■ **Work required**
Say how many lines in the records include the string "Classifications", adding no other words.

■ **Records shown**
--*--

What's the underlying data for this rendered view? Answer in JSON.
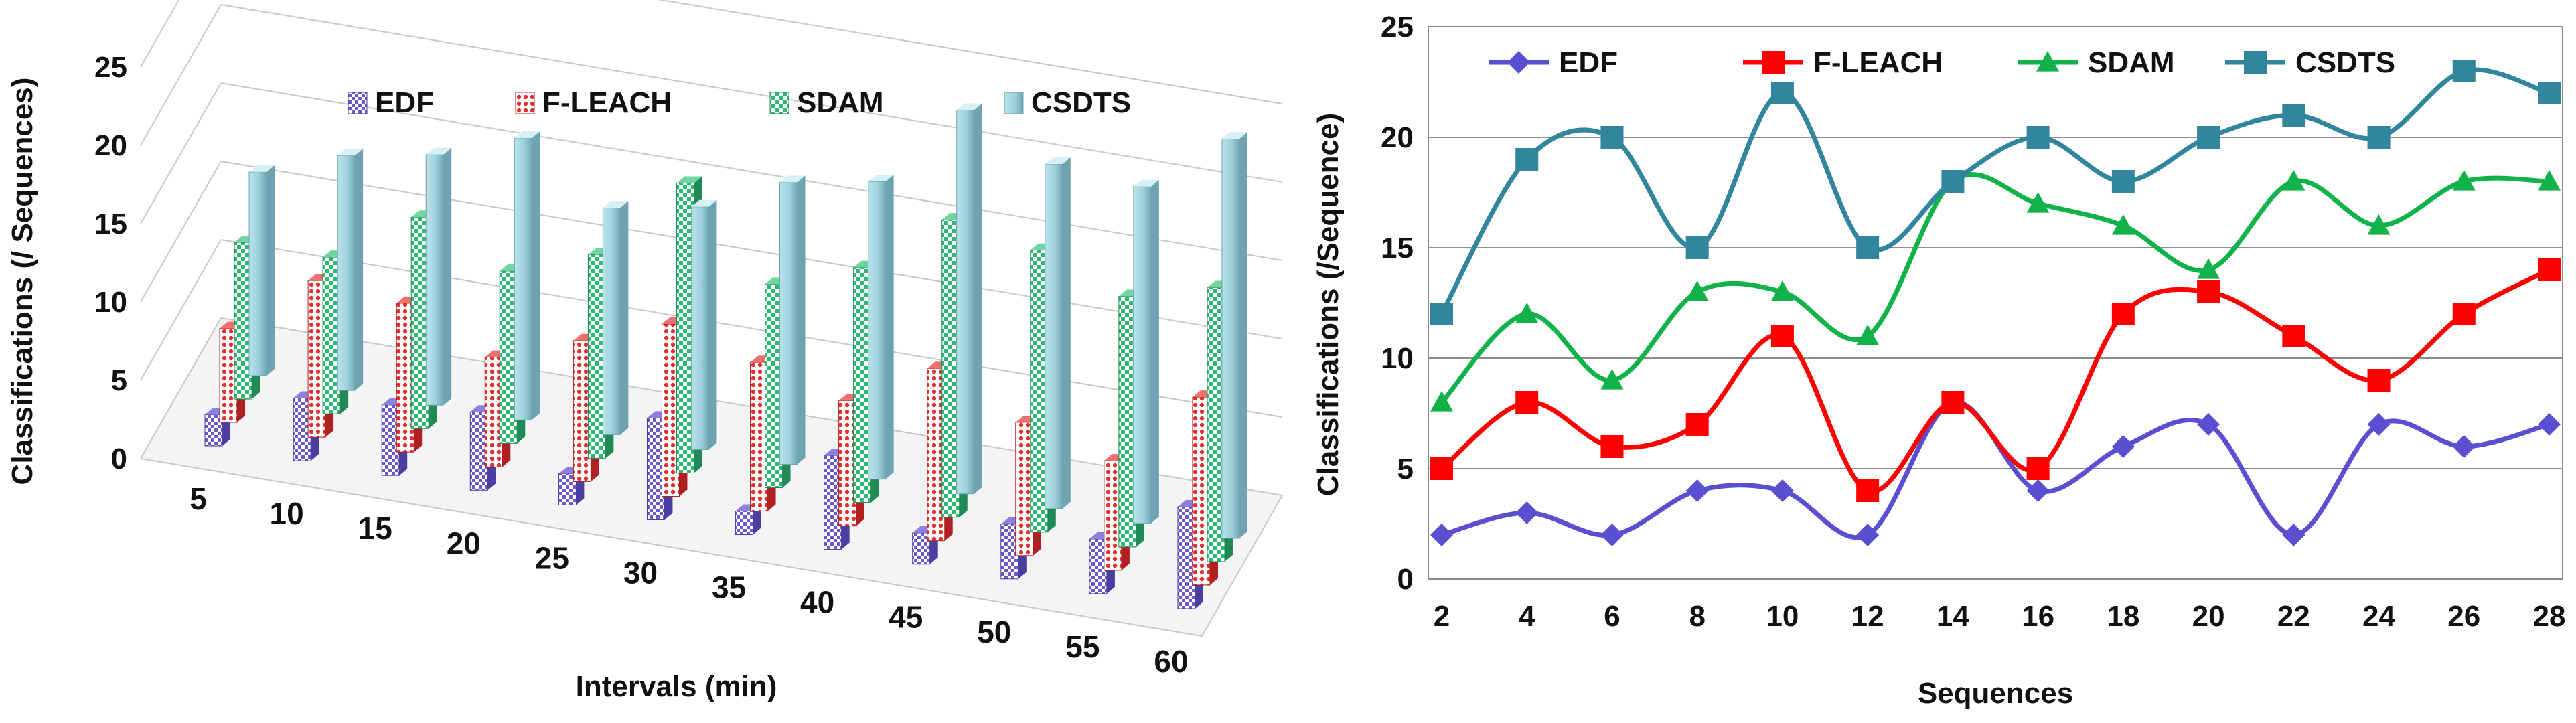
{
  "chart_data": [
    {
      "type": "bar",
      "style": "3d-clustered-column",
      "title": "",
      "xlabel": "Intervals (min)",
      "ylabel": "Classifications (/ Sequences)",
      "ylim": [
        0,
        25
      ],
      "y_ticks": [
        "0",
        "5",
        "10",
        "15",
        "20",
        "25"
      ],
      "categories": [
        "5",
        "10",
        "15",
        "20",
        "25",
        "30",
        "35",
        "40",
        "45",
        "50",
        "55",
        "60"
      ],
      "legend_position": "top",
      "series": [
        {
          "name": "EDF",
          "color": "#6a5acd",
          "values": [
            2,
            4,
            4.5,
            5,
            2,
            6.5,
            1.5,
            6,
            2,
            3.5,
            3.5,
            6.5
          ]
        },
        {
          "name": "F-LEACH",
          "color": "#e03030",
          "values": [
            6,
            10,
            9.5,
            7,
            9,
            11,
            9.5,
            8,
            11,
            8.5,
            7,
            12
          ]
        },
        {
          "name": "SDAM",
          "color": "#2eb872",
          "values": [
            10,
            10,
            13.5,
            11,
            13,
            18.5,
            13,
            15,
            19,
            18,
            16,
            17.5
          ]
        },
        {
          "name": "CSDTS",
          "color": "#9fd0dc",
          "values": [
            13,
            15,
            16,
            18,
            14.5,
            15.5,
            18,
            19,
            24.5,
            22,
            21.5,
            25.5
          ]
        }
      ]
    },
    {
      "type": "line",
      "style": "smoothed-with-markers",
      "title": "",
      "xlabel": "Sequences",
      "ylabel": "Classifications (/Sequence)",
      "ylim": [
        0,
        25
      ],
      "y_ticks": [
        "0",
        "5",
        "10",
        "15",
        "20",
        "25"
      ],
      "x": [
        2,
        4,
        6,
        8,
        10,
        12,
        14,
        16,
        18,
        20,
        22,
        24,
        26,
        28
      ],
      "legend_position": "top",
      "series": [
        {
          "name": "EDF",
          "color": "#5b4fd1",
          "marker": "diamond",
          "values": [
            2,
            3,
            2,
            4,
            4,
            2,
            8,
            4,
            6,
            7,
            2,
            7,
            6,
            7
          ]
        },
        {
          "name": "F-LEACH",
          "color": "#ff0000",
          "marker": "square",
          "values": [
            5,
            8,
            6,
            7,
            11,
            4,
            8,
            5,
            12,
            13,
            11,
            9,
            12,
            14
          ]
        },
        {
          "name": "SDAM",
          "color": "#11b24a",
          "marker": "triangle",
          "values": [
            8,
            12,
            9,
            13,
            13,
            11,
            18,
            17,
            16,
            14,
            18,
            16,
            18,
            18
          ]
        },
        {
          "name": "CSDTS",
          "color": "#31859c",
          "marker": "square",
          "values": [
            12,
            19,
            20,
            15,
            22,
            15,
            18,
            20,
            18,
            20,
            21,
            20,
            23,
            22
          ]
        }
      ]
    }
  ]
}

--*--

■ **Correct response**
2